- **Your instructions**
Copy out the material below in full, but not its images.
# Start of Records for processing
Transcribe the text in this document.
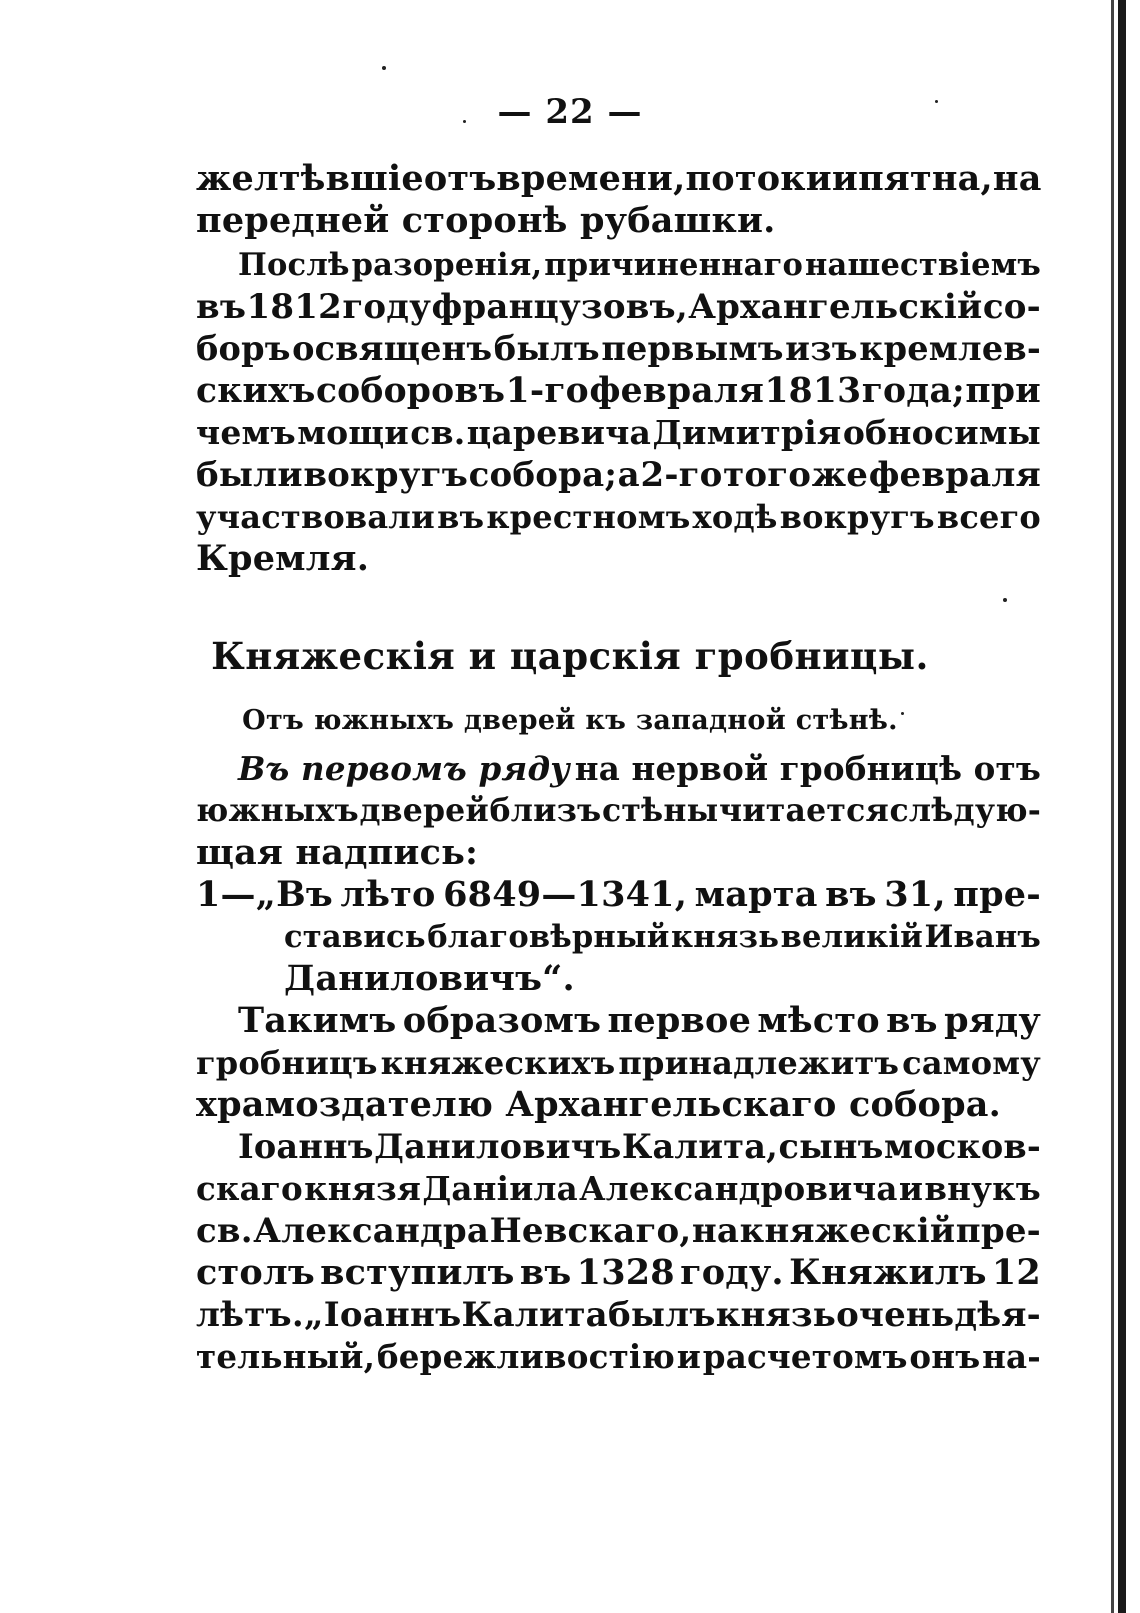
— 22 —
желтѣвшіе отъ времени, потоки и пятна, на
передней сторонѣ рубашки.
Послѣ разоренія, причиненнаго нашествіемъ
въ 1812 году французовъ, Архангельскій со-
боръ освященъ былъ первымъ изъ кремлев-
скихъ соборовъ 1-го февраля 1813 года; при
чемъ мощи св. царевича Димитрія обносимы
были вокругъ собора; а 2-го того же февраля
участвовали въ крестномъ ходѣ вокругъ всего
Кремля.
Княжескія и царскія гробницы.
Отъ южныхъ дверей къ западной стѣнѣ.
Въ первомъ ряду на нервой гробницѣ отъ
южныхъ дверей близъ стѣны читается слѣдую-
щая надпись:
1—„Въ лѣто 6849—1341, марта въ 31, пре-
ставись благовѣрный князь великій Иванъ
Даниловичъ“.
Такимъ образомъ первое мѣсто въ ряду
гробницъ княжескихъ принадлежитъ самому
храмоздателю Архангельскаго собора.
Іоаннъ Даниловичъ Калита, сынъ москов-
скаго князя Даніила Александровича и внукъ
св. Александра Невскаго, на княжескій пре-
столъ вступилъ въ 1328 году. Княжилъ 12
лѣтъ. „Іоаннъ Калита былъ князь очень дѣя-
тельный, бережливостію и расчетомъ онъ на-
# End of Records for processing
- **Finished answer**
Transcribe the text in this document.
— 22 —
желтѣвшіе отъ времени, потоки и пятна, на
передней сторонѣ рубашки.
Послѣ разоренія, причиненнаго нашествіемъ
въ 1812 году французовъ, Архангельскій со-
боръ освященъ былъ первымъ изъ кремлев-
скихъ соборовъ 1-го февраля 1813 года; при
чемъ мощи св. царевича Димитрія обносимы
были вокругъ собора; а 2-го того же февраля
участвовали въ крестномъ ходѣ вокругъ всего
Кремля.
Княжескія и царскія гробницы.
Отъ южныхъ дверей къ западной стѣнѣ.
Въ первомъ ряду на нервой гробницѣ отъ
южныхъ дверей близъ стѣны читается слѣдую-
щая надпись:
1—„Въ лѣто 6849—1341, марта въ 31, пре-
ставись благовѣрный князь великій Иванъ
Даниловичъ“.
Такимъ образомъ первое мѣсто въ ряду
гробницъ княжескихъ принадлежитъ самому
храмоздателю Архангельскаго собора.
Іоаннъ Даниловичъ Калита, сынъ москов-
скаго князя Даніила Александровича и внукъ
св. Александра Невскаго, на княжескій пре-
столъ вступилъ въ 1328 году. Княжилъ 12
лѣтъ. „Іоаннъ Калита былъ князь очень дѣя-
тельный, бережливостію и расчетомъ онъ на-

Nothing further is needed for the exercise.